▶ [WHAT YOU ARE ASKED TO DO] Find every line with the word "транспортом". Copy those lines.

■ ■ ■ ■

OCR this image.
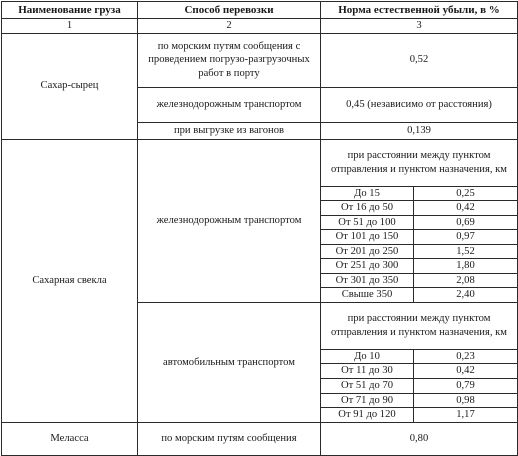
Наименование груза	Способ перевозки	Норма естественной убыли, в %	
1	2	3	
Сахар-сырец	по морским путям сообщения с проведением погрузо-разгрузочных работ в порту	0,52	
	железнодорожным транспортом	0,45 (независимо от расстояния)	
	при выгрузке из вагонов	0,139	
Сахарная свекла	железнодорожным транспортом	при расстоянии между пунктом отправления и пунктом назначения, км	
		До 15	0,25
		От 16 до 50	0,42
		От 51 до 100	0,69
		От 101 до 150	0,97
		От 201 до 250	1,52
		От 251 до 300	1,80
		От 301 до 350	2,08
		Свыше 350	2,40
	автомобильным транспортом	при расстоянии между пунктом отправления и пунктом назначения, км	
		До 10	0,23
		От 11 до 30	0,42
		От 51 до 70	0,79
		От 71 до 90	0,98
		От 91 до 120	1,17
Меласса	по морским путям сообщения	0,80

■ ■ ■ ■

▶ [RESPONSE BELOW]
	железнодорожным транспортом	0,45 (независимо от расстояния)	
Сахарная свекла	железнодорожным транспортом	при расстоянии между пунктом отправления и пунктом назначения, км	
	автомобильным транспортом	при расстоянии между пунктом отправления и пунктом назначения, км	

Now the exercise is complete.